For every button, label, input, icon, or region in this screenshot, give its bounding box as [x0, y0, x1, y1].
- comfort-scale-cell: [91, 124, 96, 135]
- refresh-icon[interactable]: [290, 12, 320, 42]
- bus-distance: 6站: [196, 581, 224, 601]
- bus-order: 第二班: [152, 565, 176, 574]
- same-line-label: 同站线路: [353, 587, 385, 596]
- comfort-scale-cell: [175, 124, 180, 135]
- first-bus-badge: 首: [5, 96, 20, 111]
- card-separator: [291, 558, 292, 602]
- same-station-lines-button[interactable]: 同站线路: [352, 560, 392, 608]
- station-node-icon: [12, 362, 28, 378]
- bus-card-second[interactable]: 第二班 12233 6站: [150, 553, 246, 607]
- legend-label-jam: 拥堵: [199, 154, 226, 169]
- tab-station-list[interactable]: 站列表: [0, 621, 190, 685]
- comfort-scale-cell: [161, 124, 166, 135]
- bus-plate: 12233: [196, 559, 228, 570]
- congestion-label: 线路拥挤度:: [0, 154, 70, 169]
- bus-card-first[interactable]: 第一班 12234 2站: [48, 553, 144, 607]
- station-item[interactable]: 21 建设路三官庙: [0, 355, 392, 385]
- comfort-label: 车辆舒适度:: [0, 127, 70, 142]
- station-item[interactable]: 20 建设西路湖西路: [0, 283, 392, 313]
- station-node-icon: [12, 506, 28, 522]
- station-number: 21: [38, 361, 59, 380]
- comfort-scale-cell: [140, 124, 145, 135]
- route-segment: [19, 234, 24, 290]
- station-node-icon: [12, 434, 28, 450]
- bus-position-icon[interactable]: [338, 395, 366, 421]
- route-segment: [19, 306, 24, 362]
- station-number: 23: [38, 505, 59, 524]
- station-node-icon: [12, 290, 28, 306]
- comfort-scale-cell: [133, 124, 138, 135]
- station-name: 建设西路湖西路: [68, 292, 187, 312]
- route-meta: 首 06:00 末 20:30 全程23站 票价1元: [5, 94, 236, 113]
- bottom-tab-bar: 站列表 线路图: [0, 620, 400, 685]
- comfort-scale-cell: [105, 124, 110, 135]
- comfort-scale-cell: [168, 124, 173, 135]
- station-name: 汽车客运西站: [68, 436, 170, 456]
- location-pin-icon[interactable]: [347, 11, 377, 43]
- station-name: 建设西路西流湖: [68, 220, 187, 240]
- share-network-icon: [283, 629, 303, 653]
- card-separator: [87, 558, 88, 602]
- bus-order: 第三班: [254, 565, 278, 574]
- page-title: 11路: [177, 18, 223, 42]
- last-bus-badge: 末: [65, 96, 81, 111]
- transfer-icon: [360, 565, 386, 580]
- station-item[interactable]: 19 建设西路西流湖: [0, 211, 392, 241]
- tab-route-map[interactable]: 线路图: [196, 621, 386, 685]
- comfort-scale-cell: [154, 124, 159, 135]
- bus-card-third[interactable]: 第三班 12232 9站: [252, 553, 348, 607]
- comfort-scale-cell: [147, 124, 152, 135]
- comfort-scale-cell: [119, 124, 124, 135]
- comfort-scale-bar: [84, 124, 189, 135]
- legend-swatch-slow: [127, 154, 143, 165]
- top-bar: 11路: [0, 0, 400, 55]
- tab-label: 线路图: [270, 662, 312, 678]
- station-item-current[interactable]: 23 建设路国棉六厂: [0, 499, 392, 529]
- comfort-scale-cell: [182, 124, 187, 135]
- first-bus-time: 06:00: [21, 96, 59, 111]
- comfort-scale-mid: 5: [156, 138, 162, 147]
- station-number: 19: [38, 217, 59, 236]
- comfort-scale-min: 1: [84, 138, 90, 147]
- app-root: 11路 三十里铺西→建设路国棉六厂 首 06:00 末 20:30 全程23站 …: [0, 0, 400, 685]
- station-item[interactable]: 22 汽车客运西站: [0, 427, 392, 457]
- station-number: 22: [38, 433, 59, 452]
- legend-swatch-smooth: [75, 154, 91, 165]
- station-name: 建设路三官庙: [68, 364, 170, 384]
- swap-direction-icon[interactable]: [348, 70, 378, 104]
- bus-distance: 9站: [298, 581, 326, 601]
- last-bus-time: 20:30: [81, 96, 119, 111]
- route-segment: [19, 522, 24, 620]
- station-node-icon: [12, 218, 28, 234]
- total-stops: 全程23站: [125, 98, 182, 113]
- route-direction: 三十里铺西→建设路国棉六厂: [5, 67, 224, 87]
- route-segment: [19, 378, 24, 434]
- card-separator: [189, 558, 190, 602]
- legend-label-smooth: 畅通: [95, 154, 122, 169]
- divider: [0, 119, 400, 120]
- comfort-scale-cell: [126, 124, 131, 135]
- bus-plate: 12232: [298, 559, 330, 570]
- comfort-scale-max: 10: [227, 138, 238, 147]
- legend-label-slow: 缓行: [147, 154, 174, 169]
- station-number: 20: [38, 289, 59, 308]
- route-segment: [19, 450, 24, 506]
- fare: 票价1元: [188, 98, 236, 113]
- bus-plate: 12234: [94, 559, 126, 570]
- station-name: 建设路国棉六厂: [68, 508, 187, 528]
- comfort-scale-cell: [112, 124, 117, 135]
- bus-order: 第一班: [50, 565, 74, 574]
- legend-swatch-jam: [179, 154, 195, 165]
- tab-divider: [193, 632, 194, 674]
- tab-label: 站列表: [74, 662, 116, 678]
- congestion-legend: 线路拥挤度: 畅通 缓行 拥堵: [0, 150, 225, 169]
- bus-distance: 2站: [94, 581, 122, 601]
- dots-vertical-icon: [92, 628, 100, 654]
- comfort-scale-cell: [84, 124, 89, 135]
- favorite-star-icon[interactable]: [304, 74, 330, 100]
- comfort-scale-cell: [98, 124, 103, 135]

☆ ☆ ☆

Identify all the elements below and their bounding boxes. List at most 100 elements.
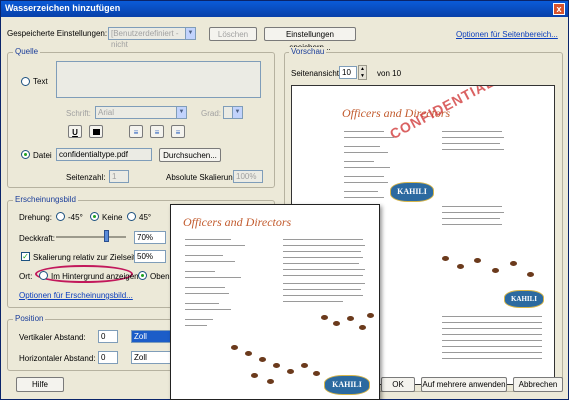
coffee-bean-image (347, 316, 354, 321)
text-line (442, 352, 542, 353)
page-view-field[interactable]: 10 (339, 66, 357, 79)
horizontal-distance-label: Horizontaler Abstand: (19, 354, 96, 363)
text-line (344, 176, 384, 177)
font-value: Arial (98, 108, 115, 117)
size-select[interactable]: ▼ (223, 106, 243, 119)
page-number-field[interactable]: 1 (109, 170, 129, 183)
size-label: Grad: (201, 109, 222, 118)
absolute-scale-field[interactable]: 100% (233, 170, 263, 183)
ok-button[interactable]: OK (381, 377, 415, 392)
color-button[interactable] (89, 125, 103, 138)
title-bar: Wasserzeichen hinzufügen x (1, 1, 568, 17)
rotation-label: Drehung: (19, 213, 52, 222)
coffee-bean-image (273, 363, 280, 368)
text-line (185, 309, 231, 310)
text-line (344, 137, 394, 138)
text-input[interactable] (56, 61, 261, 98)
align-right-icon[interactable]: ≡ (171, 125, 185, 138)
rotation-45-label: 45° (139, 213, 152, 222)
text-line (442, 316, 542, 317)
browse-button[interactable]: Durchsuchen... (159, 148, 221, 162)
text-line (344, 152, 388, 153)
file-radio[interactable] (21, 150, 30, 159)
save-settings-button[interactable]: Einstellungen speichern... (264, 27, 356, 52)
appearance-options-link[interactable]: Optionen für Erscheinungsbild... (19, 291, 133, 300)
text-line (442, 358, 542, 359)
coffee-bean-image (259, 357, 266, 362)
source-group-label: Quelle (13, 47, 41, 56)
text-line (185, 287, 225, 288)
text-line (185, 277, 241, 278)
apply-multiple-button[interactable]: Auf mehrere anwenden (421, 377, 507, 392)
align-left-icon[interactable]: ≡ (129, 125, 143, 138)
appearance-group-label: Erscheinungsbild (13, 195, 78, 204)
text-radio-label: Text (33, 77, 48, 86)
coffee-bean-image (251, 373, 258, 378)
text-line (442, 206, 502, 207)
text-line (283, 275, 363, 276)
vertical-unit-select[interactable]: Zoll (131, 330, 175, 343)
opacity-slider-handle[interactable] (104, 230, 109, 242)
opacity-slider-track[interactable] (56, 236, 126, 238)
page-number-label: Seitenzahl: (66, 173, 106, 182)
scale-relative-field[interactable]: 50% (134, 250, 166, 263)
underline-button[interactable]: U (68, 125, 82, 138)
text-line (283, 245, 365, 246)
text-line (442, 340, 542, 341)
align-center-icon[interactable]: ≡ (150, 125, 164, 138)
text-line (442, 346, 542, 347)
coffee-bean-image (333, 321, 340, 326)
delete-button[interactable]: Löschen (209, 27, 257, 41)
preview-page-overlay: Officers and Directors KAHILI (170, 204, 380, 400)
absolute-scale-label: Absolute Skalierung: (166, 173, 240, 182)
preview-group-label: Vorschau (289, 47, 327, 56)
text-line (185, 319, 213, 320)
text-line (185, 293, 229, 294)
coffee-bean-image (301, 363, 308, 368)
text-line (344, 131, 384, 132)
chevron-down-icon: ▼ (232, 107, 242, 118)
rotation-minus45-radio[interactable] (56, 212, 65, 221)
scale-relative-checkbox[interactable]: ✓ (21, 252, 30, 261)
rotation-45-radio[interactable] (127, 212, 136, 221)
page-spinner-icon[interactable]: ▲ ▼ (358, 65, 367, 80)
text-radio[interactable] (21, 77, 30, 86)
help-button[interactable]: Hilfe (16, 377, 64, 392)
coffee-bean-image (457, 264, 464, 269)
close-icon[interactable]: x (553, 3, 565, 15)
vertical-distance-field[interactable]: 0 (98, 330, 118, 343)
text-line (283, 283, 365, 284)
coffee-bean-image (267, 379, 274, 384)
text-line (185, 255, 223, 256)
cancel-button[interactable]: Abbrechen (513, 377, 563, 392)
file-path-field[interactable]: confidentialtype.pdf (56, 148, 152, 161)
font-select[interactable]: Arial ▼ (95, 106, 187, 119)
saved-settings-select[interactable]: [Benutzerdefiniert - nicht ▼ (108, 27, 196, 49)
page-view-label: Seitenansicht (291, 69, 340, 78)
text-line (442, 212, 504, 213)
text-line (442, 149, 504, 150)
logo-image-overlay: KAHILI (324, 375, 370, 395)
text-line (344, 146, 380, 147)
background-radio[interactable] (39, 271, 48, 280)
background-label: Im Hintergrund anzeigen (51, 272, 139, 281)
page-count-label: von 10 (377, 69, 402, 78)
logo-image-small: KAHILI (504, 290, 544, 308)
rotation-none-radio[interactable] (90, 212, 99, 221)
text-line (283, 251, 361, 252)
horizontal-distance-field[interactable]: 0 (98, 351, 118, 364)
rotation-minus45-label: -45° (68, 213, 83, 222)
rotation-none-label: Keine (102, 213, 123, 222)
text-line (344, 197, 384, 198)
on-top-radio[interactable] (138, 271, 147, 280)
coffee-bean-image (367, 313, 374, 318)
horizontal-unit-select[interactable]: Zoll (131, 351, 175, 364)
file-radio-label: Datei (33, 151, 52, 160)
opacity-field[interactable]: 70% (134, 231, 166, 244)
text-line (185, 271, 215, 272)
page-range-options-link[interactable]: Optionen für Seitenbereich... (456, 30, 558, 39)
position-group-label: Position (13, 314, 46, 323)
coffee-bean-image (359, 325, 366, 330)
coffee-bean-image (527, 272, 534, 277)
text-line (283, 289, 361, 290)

☆ ☆ ☆

§ **Task prompt**: Reproduce everything in the listing from the line containing "For every button, label, input, icon, or" down to the line containing "- bus-card-first[interactable]: 第一班", with both of those lines included.

§ **Result below**:
For every button, label, input, icon, or region in this screenshot, give its bounding box as [x0, y0, x1, y1].
- comfort-scale-cell: [91, 124, 96, 135]
- refresh-icon[interactable]: [290, 12, 320, 42]
- bus-distance: 6站: [196, 581, 224, 601]
- bus-order: 第二班: [152, 565, 176, 574]
- same-line-label: 同站线路: [353, 587, 385, 596]
- comfort-scale-cell: [175, 124, 180, 135]
- first-bus-badge: 首: [5, 96, 20, 111]
- card-separator: [291, 558, 292, 602]
- same-station-lines-button[interactable]: 同站线路: [352, 560, 392, 608]
- station-node-icon: [12, 362, 28, 378]
- bus-card-second[interactable]: 第二班 12233 6站: [150, 553, 246, 607]
- legend-label-jam: 拥堵: [199, 154, 226, 169]
- tab-station-list[interactable]: 站列表: [0, 621, 190, 685]
- comfort-scale-cell: [161, 124, 166, 135]
- bus-plate: 12233: [196, 559, 228, 570]
- congestion-label: 线路拥挤度:: [0, 154, 70, 169]
- bus-card-first[interactable]: 第一班 12234 2站: [48, 553, 144, 607]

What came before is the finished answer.